====== Raw data ======

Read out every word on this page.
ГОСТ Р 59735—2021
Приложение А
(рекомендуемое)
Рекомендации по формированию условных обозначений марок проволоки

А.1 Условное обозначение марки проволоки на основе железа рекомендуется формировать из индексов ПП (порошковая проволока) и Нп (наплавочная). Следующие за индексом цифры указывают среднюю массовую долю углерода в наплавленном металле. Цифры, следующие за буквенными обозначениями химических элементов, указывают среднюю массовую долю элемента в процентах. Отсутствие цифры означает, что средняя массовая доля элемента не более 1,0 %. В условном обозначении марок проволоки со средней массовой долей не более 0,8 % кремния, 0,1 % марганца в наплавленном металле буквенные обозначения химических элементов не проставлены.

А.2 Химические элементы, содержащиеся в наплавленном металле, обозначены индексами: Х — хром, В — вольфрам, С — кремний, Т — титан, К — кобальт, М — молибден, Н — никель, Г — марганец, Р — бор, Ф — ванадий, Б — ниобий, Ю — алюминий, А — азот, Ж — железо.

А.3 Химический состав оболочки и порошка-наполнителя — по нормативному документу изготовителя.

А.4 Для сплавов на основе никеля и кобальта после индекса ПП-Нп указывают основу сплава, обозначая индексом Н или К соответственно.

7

======

All the data must be duplicated exactly, with nothing added or removed.

Result below
Read out every word on this page.
ГОСТ Р 59735—2021
Приложение А
(рекомендуемое)
Рекомендации по формированию условных обозначений марок проволоки

А.1 Условное обозначение марки проволоки на основе железа рекомендуется формировать из индексов ПП (порошковая проволока) и Нп (наплавочная). Следующие за индексом цифры указывают среднюю массовую долю углерода в наплавленном металле. Цифры, следующие за буквенными обозначениями химических элементов, указывают среднюю массовую долю элемента в процентах. Отсутствие цифры означает, что средняя массовая доля элемента не более 1,0 %. В условном обозначении марок проволоки со средней массовой долей не более 0,8 % кремния, 0,1 % марганца в наплавленном металле буквенные обозначения химических элементов не проставлены.

А.2 Химические элементы, содержащиеся в наплавленном металле, обозначены индексами: Х — хром, В — вольфрам, С — кремний, Т — титан, К — кобальт, М — молибден, Н — никель, Г — марганец, Р — бор, Ф — ванадий, Б — ниобий, Ю — алюминий, А — азот, Ж — железо.

А.3 Химический состав оболочки и порошка-наполнителя — по нормативному документу изготовителя.

А.4 Для сплавов на основе никеля и кобальта после индекса ПП-Нп указывают основу сплава, обозначая индексом Н или К соответственно.

7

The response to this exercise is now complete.